_THE EXERCISE_: Output the material exactly, but drop every image it holds.

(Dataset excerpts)
■ ■ ■ ■

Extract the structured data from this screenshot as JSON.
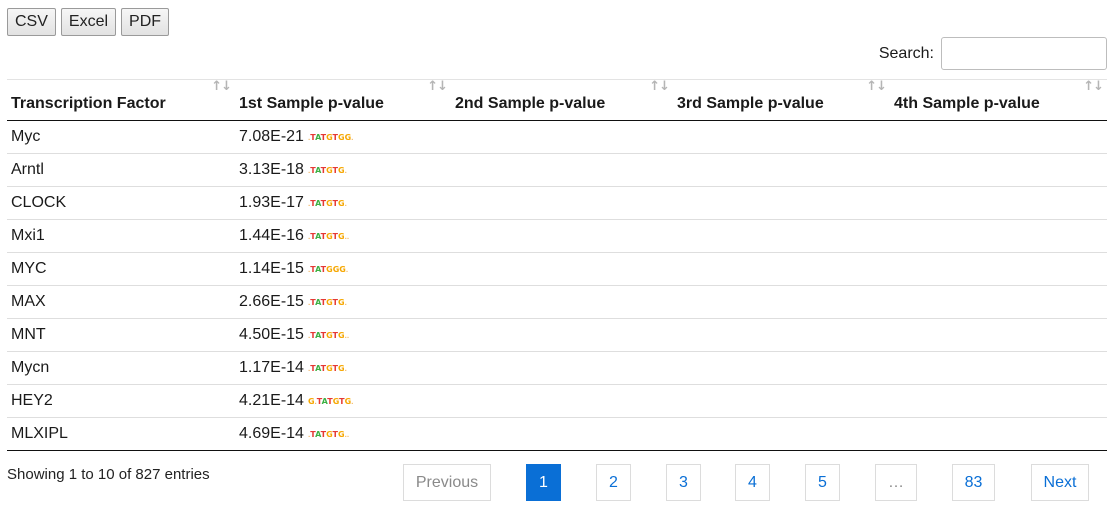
{
  "export_buttons": [
    "CSV",
    "Excel",
    "PDF"
  ],
  "search": {
    "label": "Search:",
    "value": "",
    "placeholder": ""
  },
  "table": {
    "headers": [
      "Transcription Factor",
      "1st Sample p-value",
      "2nd Sample p-value",
      "3rd Sample p-value",
      "4th Sample p-value"
    ],
    "rows": [
      {
        "tf": "Myc",
        "p1": "7.08E-21",
        "logo": "_TATGTGG_"
      },
      {
        "tf": "Arntl",
        "p1": "3.13E-18",
        "logo": "_TATGTG_"
      },
      {
        "tf": "CLOCK",
        "p1": "1.93E-17",
        "logo": "_TATGTG_"
      },
      {
        "tf": "Mxi1",
        "p1": "1.44E-16",
        "logo": "_TATGTG__"
      },
      {
        "tf": "MYC",
        "p1": "1.14E-15",
        "logo": "_TATGGG_"
      },
      {
        "tf": "MAX",
        "p1": "2.66E-15",
        "logo": "_TATGTG_"
      },
      {
        "tf": "MNT",
        "p1": "4.50E-15",
        "logo": "_TATGTG__"
      },
      {
        "tf": "Mycn",
        "p1": "1.17E-14",
        "logo": "_TATGTG_"
      },
      {
        "tf": "HEY2",
        "p1": "4.21E-14",
        "logo": "G_TATGTG_"
      },
      {
        "tf": "MLXIPL",
        "p1": "4.69E-14",
        "logo": "_TATGTG__"
      }
    ]
  },
  "info": "Showing 1 to 10 of 827 entries",
  "pagination": {
    "previous": "Previous",
    "pages": [
      "1",
      "2",
      "3",
      "4",
      "5",
      "…",
      "83"
    ],
    "next": "Next",
    "active": "1"
  }
}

■ ■ ■ ■

_RESPONSE_:
Extract the structured data from this screenshot as JSON.
{
  "export_buttons": [
    "CSV",
    "Excel",
    "PDF"
  ],
  "search": {
    "label": "Search:",
    "value": "",
    "placeholder": ""
  },
  "table": {
    "headers": [
      "Transcription Factor",
      "1st Sample p-value",
      "2nd Sample p-value",
      "3rd Sample p-value",
      "4th Sample p-value"
    ],
    "rows": [
      {
        "tf": "Myc",
        "p1": "7.08E-21",
        "logo": "_TATGTGG_"
      },
      {
        "tf": "Arntl",
        "p1": "3.13E-18",
        "logo": "_TATGTG_"
      },
      {
        "tf": "CLOCK",
        "p1": "1.93E-17",
        "logo": "_TATGTG_"
      },
      {
        "tf": "Mxi1",
        "p1": "1.44E-16",
        "logo": "_TATGTG__"
      },
      {
        "tf": "MYC",
        "p1": "1.14E-15",
        "logo": "_TATGGG_"
      },
      {
        "tf": "MAX",
        "p1": "2.66E-15",
        "logo": "_TATGTG_"
      },
      {
        "tf": "MNT",
        "p1": "4.50E-15",
        "logo": "_TATGTG__"
      },
      {
        "tf": "Mycn",
        "p1": "1.17E-14",
        "logo": "_TATGTG_"
      },
      {
        "tf": "HEY2",
        "p1": "4.21E-14",
        "logo": "G_TATGTG_"
      },
      {
        "tf": "MLXIPL",
        "p1": "4.69E-14",
        "logo": "_TATGTG__"
      }
    ]
  },
  "info": "Showing 1 to 10 of 827 entries",
  "pagination": {
    "previous": "Previous",
    "pages": [
      "1",
      "2",
      "3",
      "4",
      "5",
      "…",
      "83"
    ],
    "next": "Next",
    "active": "1"
  }
}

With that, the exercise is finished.